EXERCISE BRIEF: Extract the lines that hold the string "true".

SUPPLIED RECORDS:
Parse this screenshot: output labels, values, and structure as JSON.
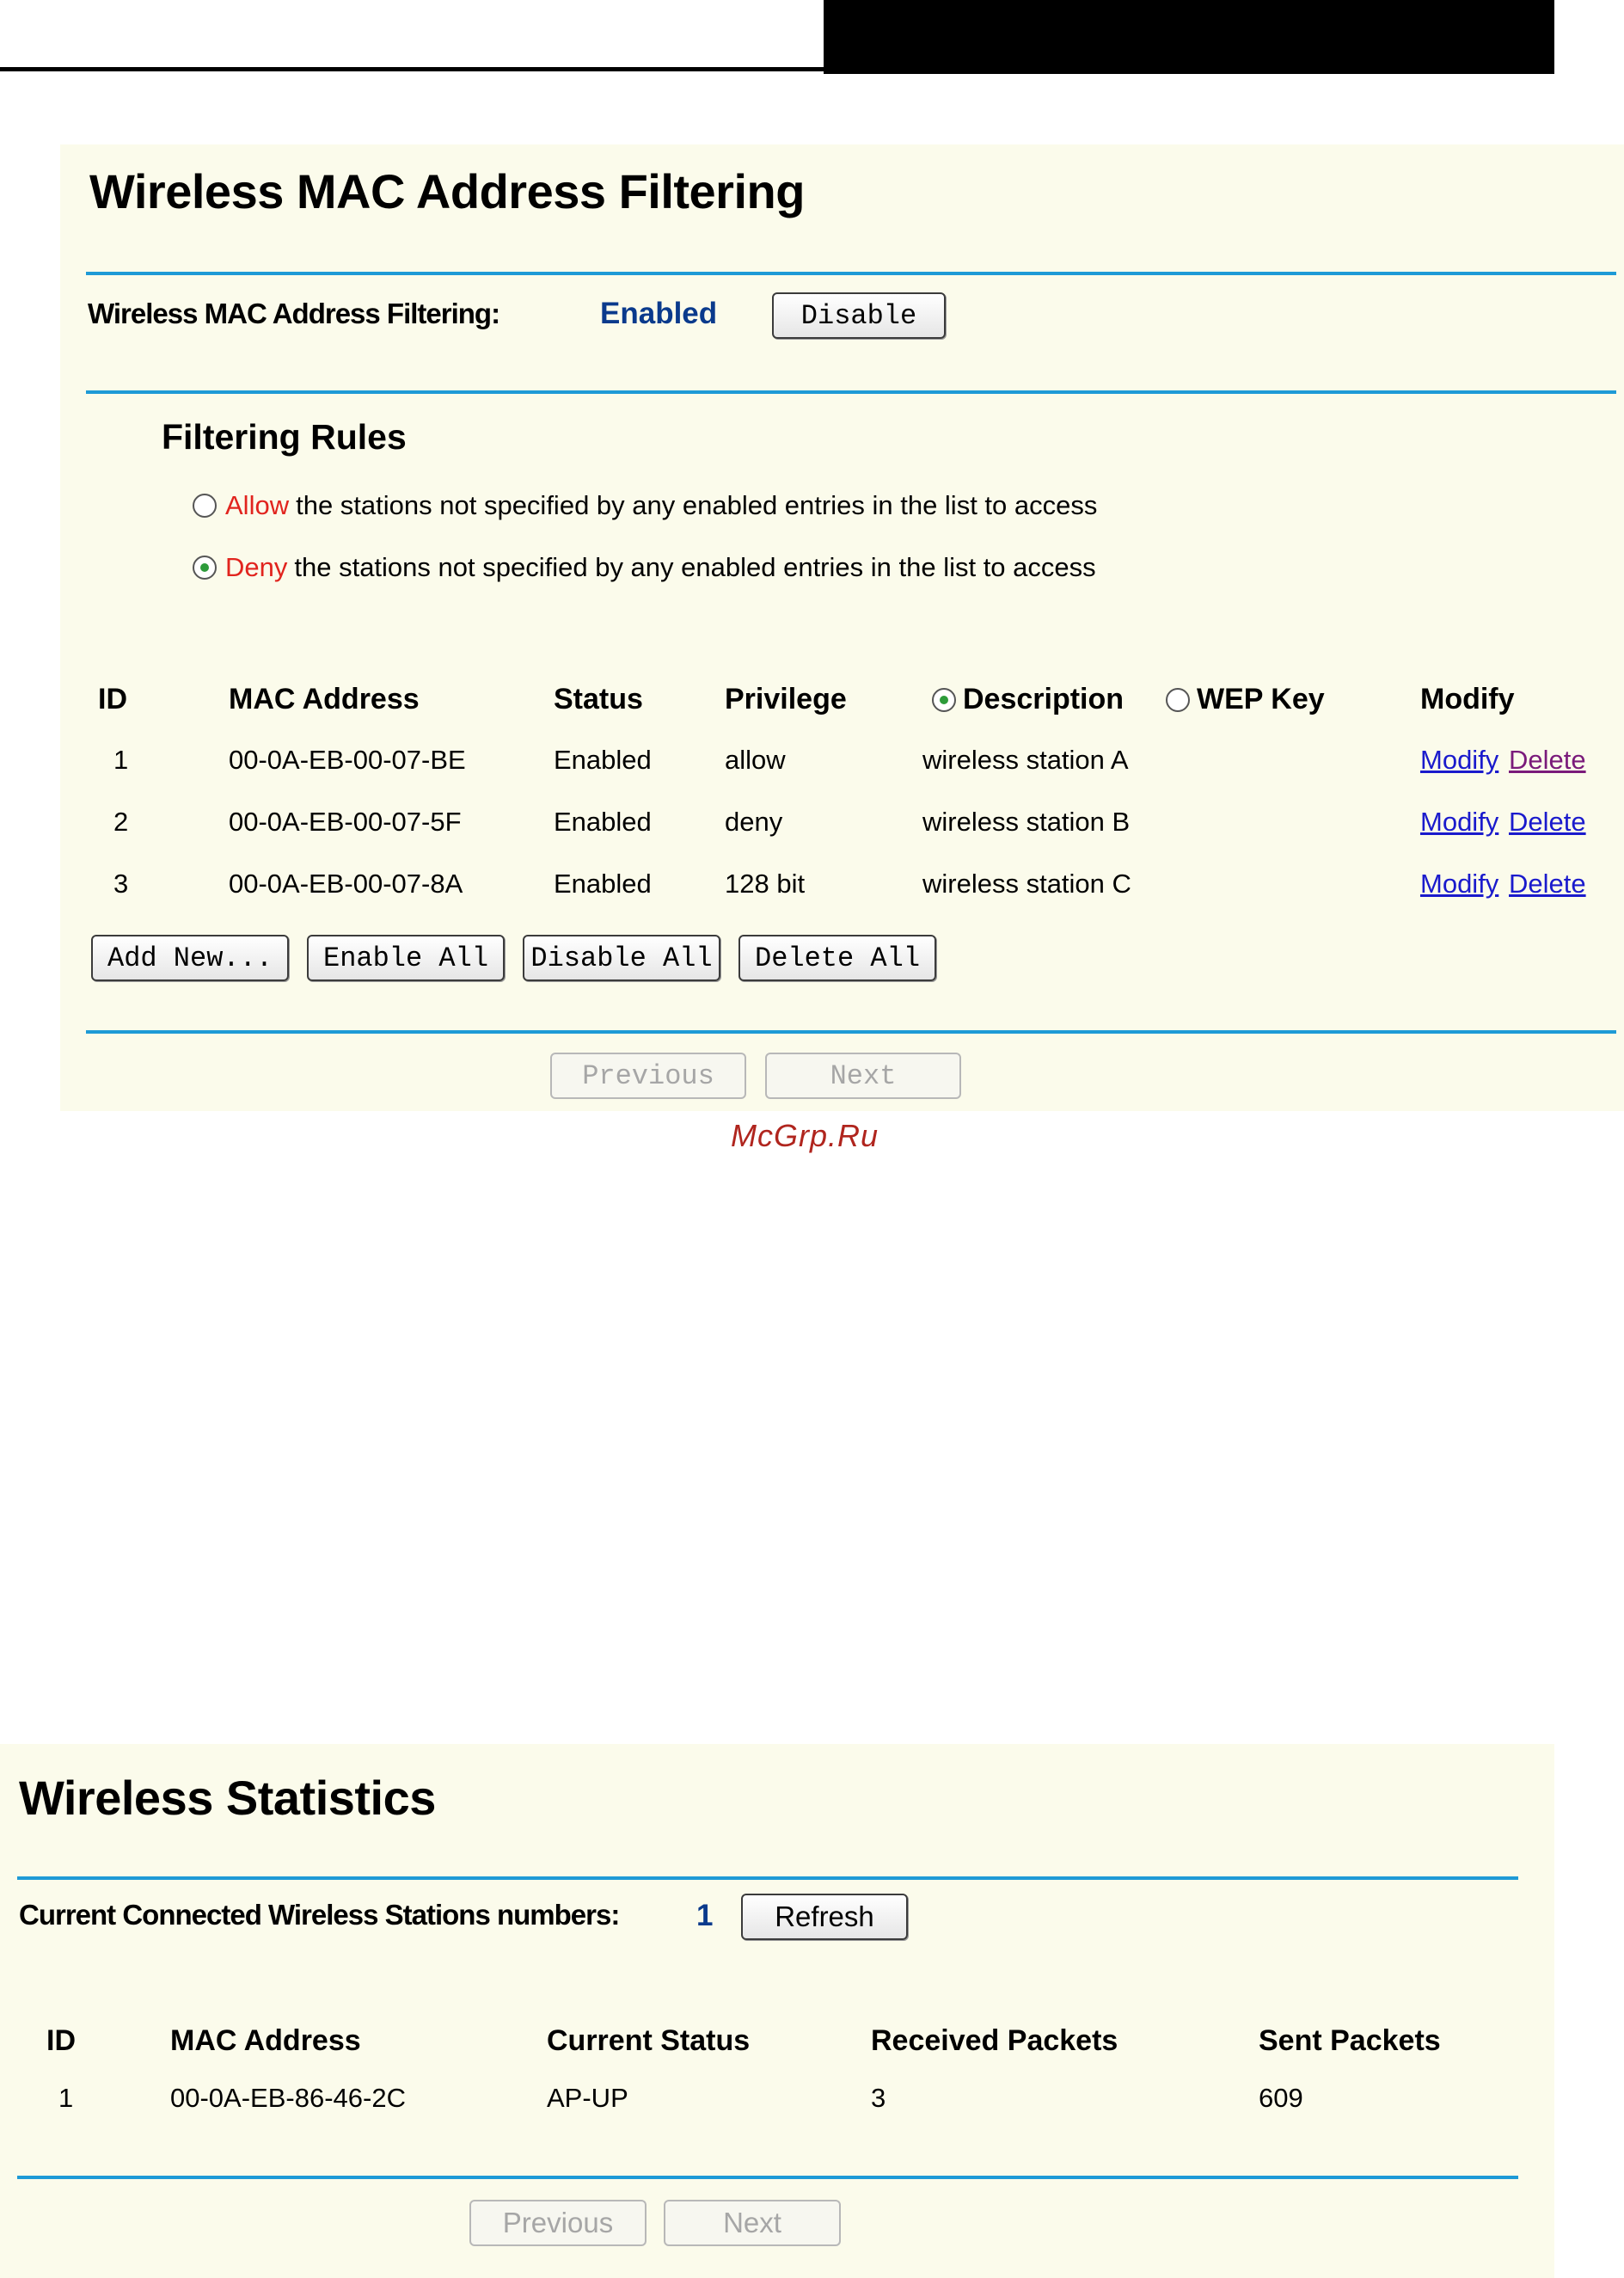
{
  "mac_filter": {
    "title": "Wireless MAC Address Filtering",
    "status_label": "Wireless MAC Address Filtering:",
    "status_value": "Enabled",
    "disable_button": "Disable",
    "rules_heading": "Filtering Rules",
    "rule_allow": {
      "keyword": "Allow",
      "text": "the stations not specified by any enabled entries in the list to access",
      "selected": false
    },
    "rule_deny": {
      "keyword": "Deny",
      "text": "the stations not specified by any enabled entries in the list to access",
      "selected": true
    },
    "columns": {
      "id": "ID",
      "mac": "MAC Address",
      "status": "Status",
      "privilege": "Privilege",
      "description": "Description",
      "wep_key": "WEP Key",
      "modify": "Modify"
    },
    "description_selected": true,
    "rows": [
      {
        "id": "1",
        "mac": "00-0A-EB-00-07-BE",
        "status": "Enabled",
        "privilege": "allow",
        "description": "wireless station A",
        "modify": "Modify",
        "delete": "Delete"
      },
      {
        "id": "2",
        "mac": "00-0A-EB-00-07-5F",
        "status": "Enabled",
        "privilege": "deny",
        "description": "wireless station B",
        "modify": "Modify",
        "delete": "Delete"
      },
      {
        "id": "3",
        "mac": "00-0A-EB-00-07-8A",
        "status": "Enabled",
        "privilege": "128 bit",
        "description": "wireless station C",
        "modify": "Modify",
        "delete": "Delete"
      }
    ],
    "actions": {
      "add_new": "Add New...",
      "enable_all": "Enable All",
      "disable_all": "Disable All",
      "delete_all": "Delete All"
    },
    "nav": {
      "previous": "Previous",
      "next": "Next"
    }
  },
  "watermark": "McGrp.Ru",
  "stats": {
    "title": "Wireless Statistics",
    "count_label": "Current Connected Wireless Stations numbers:",
    "count_value": "1",
    "refresh_button": "Refresh",
    "columns": {
      "id": "ID",
      "mac": "MAC Address",
      "current_status": "Current Status",
      "received": "Received Packets",
      "sent": "Sent Packets"
    },
    "rows": [
      {
        "id": "1",
        "mac": "00-0A-EB-86-46-2C",
        "current_status": "AP-UP",
        "received": "3",
        "sent": "609"
      }
    ],
    "nav": {
      "previous": "Previous",
      "next": "Next"
    }
  },
  "colors": {
    "rule": "#1e9ad6",
    "panel_bg": "#fbfbeb",
    "status_blue": "#0a3a8c",
    "keyword_red": "#e1241e",
    "link_blue": "#1a1acc",
    "link_visited": "#7a1a7a"
  }
}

TASK RESULT:
      "selected": true
    "description_selected": true,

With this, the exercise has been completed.